> WORK REQUIRED
In the entries below, find the lines that contain the word "return" and copy them.
#####
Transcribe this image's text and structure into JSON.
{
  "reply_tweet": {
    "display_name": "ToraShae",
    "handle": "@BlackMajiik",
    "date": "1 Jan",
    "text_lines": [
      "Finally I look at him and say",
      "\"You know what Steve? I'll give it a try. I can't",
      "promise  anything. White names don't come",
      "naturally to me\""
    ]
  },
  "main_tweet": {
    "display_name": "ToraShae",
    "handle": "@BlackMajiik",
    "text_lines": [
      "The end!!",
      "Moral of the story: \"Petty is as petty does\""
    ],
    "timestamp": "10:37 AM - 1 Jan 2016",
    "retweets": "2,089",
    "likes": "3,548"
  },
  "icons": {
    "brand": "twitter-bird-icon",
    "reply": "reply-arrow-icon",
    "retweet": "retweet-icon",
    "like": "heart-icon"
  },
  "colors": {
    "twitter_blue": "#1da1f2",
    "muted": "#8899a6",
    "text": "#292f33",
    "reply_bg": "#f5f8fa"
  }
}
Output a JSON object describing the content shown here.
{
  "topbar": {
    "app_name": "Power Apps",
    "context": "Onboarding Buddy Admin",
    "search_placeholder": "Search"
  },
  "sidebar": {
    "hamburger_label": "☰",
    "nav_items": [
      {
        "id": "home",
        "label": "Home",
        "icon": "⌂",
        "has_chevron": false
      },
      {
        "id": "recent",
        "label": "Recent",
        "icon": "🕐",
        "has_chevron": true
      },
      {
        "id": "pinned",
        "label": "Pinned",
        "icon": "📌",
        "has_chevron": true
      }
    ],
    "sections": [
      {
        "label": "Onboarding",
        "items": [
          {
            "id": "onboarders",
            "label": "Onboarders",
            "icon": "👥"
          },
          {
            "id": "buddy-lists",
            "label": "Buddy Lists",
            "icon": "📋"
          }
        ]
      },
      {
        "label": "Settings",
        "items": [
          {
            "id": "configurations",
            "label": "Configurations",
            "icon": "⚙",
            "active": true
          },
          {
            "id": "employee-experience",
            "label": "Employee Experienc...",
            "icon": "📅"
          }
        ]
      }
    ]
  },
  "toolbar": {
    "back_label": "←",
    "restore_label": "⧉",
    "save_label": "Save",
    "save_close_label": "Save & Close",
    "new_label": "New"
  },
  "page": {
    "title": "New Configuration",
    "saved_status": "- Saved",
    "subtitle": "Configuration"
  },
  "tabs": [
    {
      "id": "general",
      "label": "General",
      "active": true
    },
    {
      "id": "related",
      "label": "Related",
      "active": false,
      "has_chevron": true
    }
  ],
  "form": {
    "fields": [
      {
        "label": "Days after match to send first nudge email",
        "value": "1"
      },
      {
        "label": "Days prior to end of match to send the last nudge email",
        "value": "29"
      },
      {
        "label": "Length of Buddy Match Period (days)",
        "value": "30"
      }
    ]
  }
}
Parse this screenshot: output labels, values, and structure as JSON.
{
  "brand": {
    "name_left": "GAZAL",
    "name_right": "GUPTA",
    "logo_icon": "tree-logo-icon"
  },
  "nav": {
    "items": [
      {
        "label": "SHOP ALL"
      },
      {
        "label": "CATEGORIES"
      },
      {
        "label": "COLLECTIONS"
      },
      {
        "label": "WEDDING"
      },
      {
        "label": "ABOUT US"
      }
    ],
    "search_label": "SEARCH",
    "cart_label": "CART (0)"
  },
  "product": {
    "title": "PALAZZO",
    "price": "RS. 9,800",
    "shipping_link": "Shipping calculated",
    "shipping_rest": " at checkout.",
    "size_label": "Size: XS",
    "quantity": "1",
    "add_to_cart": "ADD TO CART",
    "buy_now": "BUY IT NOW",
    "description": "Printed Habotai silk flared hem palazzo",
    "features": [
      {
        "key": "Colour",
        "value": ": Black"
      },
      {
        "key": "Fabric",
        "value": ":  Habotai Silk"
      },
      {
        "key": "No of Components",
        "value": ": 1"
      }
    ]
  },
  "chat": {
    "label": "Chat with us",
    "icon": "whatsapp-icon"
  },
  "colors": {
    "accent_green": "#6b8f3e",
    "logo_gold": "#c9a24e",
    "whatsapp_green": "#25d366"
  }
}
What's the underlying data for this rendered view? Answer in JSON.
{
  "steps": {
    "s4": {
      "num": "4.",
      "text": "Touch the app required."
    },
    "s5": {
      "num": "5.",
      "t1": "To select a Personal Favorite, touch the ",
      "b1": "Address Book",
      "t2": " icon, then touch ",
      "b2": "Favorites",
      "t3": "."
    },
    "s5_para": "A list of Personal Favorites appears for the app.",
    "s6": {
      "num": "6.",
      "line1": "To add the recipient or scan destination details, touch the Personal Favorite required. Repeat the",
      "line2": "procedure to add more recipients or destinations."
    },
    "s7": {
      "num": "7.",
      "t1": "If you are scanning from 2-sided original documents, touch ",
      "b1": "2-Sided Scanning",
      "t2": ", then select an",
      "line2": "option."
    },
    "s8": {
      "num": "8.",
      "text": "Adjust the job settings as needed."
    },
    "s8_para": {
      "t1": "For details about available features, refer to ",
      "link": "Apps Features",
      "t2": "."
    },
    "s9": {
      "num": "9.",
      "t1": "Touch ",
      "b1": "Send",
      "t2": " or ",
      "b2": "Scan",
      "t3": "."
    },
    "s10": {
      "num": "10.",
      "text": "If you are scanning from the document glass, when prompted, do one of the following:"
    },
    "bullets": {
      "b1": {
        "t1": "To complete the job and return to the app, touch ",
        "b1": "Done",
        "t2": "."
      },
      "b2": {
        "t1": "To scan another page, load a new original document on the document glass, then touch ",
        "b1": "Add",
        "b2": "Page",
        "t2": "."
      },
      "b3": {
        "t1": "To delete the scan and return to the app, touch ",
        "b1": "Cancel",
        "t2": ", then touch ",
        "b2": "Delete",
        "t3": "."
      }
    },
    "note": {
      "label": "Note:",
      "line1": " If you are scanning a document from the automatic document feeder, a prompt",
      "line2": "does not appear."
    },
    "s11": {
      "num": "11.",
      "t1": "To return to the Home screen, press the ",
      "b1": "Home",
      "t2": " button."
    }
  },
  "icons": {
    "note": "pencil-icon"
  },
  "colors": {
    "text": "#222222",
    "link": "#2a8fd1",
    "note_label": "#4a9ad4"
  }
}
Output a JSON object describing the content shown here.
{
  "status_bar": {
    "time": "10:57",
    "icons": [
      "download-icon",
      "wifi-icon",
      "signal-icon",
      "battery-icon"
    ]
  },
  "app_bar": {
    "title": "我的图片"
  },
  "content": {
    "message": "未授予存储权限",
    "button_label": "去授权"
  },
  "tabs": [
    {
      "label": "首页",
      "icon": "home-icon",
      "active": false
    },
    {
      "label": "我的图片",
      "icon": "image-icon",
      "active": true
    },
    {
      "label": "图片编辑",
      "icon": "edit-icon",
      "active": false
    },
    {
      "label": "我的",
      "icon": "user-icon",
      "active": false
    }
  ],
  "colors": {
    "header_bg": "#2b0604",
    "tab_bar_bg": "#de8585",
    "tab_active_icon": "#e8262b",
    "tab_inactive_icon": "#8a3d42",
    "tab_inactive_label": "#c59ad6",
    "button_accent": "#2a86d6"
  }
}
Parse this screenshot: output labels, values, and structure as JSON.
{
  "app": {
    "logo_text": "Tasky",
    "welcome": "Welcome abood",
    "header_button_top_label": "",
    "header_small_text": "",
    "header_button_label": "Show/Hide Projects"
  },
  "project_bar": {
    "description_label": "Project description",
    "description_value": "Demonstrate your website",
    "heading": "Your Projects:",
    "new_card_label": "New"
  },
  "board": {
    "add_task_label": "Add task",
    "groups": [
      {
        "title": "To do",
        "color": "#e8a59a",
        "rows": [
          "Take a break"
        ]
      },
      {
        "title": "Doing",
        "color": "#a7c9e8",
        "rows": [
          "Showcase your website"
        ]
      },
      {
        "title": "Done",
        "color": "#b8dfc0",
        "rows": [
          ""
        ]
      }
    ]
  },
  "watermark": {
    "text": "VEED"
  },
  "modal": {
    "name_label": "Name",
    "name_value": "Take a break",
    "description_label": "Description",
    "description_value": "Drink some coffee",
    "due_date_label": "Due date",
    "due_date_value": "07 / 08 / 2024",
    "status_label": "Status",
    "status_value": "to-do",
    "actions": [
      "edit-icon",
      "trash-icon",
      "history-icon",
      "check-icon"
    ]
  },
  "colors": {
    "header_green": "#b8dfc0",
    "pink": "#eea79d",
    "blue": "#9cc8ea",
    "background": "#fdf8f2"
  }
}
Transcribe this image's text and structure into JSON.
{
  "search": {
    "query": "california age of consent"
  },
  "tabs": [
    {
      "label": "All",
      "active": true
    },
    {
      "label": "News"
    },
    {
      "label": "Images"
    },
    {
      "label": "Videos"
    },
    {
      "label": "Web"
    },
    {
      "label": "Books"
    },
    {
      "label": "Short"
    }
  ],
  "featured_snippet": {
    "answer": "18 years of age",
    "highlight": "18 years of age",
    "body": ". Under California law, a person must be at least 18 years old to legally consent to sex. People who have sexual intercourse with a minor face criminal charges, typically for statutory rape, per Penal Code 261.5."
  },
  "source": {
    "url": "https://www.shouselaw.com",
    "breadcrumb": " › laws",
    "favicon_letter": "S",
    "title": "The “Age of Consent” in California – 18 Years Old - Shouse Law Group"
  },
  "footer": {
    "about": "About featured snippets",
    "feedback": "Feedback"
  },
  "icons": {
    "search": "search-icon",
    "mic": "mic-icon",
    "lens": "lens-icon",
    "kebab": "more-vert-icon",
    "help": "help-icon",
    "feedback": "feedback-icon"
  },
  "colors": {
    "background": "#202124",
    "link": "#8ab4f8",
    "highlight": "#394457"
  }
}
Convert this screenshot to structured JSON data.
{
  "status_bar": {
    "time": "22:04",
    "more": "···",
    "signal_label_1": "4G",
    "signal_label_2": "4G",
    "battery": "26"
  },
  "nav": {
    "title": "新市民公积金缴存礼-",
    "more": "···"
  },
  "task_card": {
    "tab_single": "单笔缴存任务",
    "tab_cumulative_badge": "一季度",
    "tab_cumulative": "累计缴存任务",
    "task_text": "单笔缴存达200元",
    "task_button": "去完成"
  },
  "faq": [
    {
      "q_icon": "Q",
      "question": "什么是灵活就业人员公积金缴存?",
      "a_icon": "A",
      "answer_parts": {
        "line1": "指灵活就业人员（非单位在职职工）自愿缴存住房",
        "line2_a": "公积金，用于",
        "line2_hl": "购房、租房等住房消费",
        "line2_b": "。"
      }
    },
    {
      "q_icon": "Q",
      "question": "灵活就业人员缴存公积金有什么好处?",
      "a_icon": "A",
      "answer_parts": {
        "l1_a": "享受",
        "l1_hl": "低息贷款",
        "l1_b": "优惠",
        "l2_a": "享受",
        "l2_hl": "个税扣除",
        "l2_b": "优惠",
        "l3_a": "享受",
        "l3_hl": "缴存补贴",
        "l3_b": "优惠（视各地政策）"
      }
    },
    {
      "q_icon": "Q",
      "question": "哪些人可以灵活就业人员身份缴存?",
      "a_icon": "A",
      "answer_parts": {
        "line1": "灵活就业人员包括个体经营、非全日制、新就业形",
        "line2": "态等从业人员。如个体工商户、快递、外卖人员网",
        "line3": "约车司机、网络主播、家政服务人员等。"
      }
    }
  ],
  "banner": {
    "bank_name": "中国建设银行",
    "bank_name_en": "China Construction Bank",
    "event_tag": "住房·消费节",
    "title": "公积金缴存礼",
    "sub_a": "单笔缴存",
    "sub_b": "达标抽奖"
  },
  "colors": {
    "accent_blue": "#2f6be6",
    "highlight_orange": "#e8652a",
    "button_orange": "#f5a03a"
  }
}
#####
> ANSWER TO THE TASK
        "t1": "To complete the job and return to the app, touch ",
        "t1": "To delete the scan and return to the app, touch ",
      "t1": "To return to the Home screen, press the ",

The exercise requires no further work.